◆ Directions: Transcribe exactly the entries from the "Output a JSON" line to the end, both included, minus pictures.

(Items from a figure collection)
━━━━━━━━━━

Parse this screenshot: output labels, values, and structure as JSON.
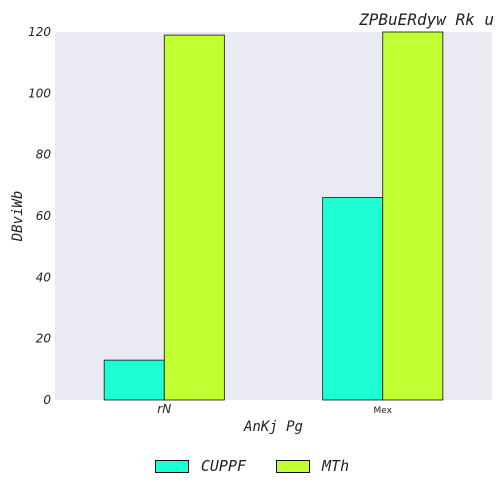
{
  "chart_data": {
    "type": "bar",
    "title": "ZPBuERdyw Rk u",
    "xlabel": "AnKj Pg",
    "ylabel": "DBviWb",
    "categories": [
      "rN",
      "Mex"
    ],
    "series": [
      {
        "name": "CUPPF",
        "values": [
          13,
          66
        ],
        "color": "#1fffd6"
      },
      {
        "name": "MTh",
        "values": [
          119,
          120
        ],
        "color": "#c1ff33"
      }
    ],
    "ylim": [
      0,
      120
    ],
    "yticks": [
      0,
      20,
      40,
      60,
      80,
      100,
      120
    ],
    "grid": false,
    "background": "#eaeaf2",
    "legend_position": "bottom-center"
  }
}
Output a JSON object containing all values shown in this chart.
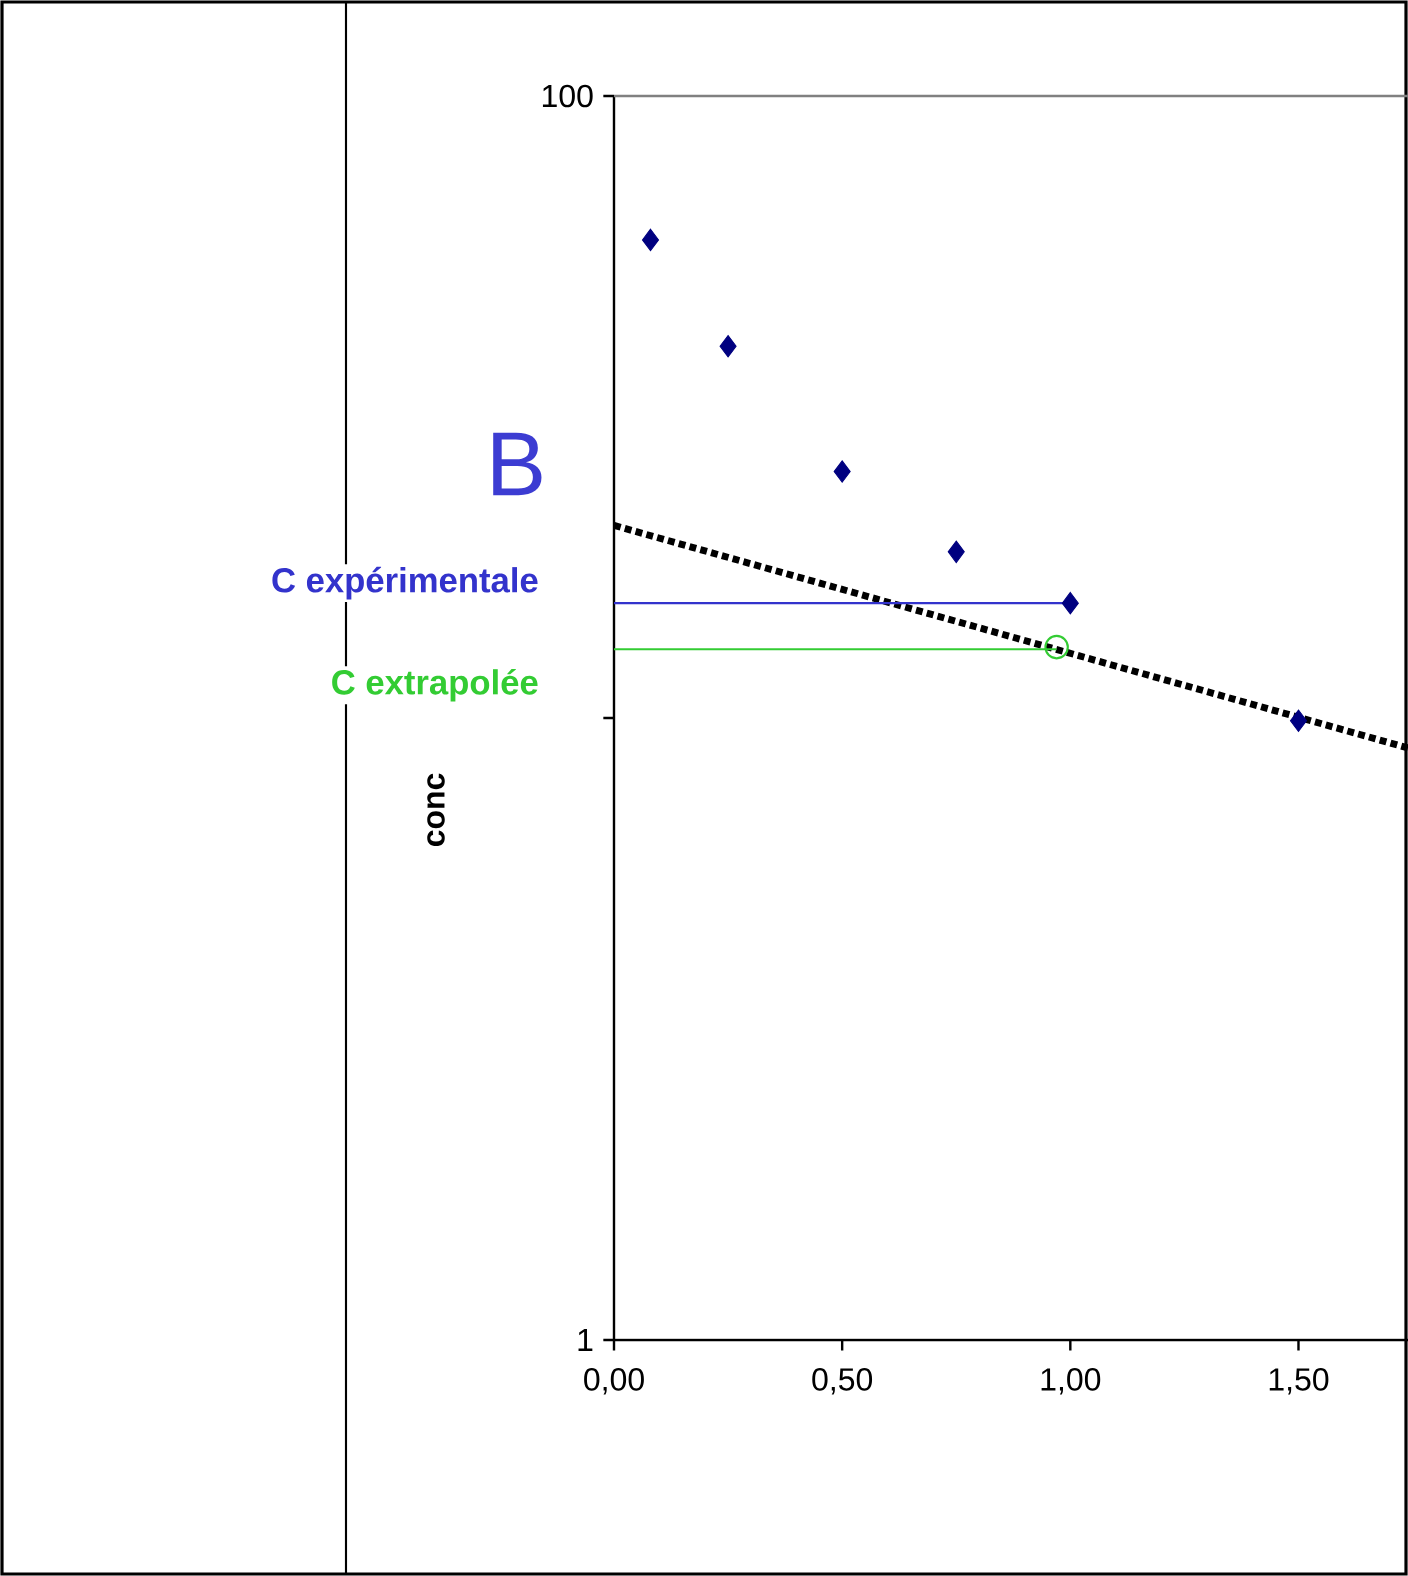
{
  "chart_data": {
    "type": "scatter",
    "ylabel": "conc",
    "annotations": [
      "B"
    ],
    "xlim": [
      0,
      1.74
    ],
    "ylim": [
      1,
      100
    ],
    "log": "y",
    "xticks": [
      {
        "value": 0,
        "label": "0,00"
      },
      {
        "value": 0.5,
        "label": "0,50"
      },
      {
        "value": 1,
        "label": "1,00"
      },
      {
        "value": 1.5,
        "label": "1,50"
      }
    ],
    "yticks": [
      1,
      {
        "value": 10,
        "label": null
      },
      100
    ],
    "marker": "diamond",
    "series": [
      {
        "color": "#000080",
        "x": [
          0.08,
          0.25,
          0.5,
          0.75,
          1.0,
          1.5
        ],
        "values": [
          58.7,
          39.6,
          24.9,
          18.5,
          15.3,
          9.9
        ]
      },
      {
        "type": "line",
        "color": "#000000",
        "x": [
          0,
          1.74
        ],
        "values": [
          20.4,
          8.95
        ],
        "line_style": "dotted",
        "marker": "none"
      },
      {
        "color": "#33cc33",
        "x": [
          0.97
        ],
        "values": [
          13.0
        ],
        "marker": "circle"
      },
      {
        "type": "line",
        "name": "C expérimentale",
        "color": "#3333cc",
        "x": [
          0,
          1.0
        ],
        "values": [
          15.3,
          15.3
        ],
        "line_style": "solid",
        "marker": "none"
      },
      {
        "type": "line",
        "name": "C extrapolée",
        "color": "#33cc33",
        "x": [
          0,
          0.97
        ],
        "values": [
          12.9,
          12.9
        ],
        "line_style": "solid",
        "marker": "none"
      }
    ]
  }
}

━━━━━━━━━━

◆ Full answer:
Output a JSON object containing all values shown in this chart.
{
  "chart_data": {
    "type": "scatter",
    "ylabel": "conc",
    "annotations": [
      "B"
    ],
    "xlim": [
      0,
      1.74
    ],
    "ylim": [
      1,
      100
    ],
    "log": "y",
    "xticks": [
      {
        "value": 0,
        "label": "0,00"
      },
      {
        "value": 0.5,
        "label": "0,50"
      },
      {
        "value": 1,
        "label": "1,00"
      },
      {
        "value": 1.5,
        "label": "1,50"
      }
    ],
    "yticks": [
      1,
      {
        "value": 10,
        "label": null
      },
      100
    ],
    "marker": "diamond",
    "series": [
      {
        "color": "#000080",
        "x": [
          0.08,
          0.25,
          0.5,
          0.75,
          1.0,
          1.5
        ],
        "values": [
          58.7,
          39.6,
          24.9,
          18.5,
          15.3,
          9.9
        ]
      },
      {
        "type": "line",
        "color": "#000000",
        "x": [
          0,
          1.74
        ],
        "values": [
          20.4,
          8.95
        ],
        "line_style": "dotted",
        "marker": "none"
      },
      {
        "color": "#33cc33",
        "x": [
          0.97
        ],
        "values": [
          13.0
        ],
        "marker": "circle"
      },
      {
        "type": "line",
        "name": "C expérimentale",
        "color": "#3333cc",
        "x": [
          0,
          1.0
        ],
        "values": [
          15.3,
          15.3
        ],
        "line_style": "solid",
        "marker": "none"
      },
      {
        "type": "line",
        "name": "C extrapolée",
        "color": "#33cc33",
        "x": [
          0,
          0.97
        ],
        "values": [
          12.9,
          12.9
        ],
        "line_style": "solid",
        "marker": "none"
      }
    ]
  }
}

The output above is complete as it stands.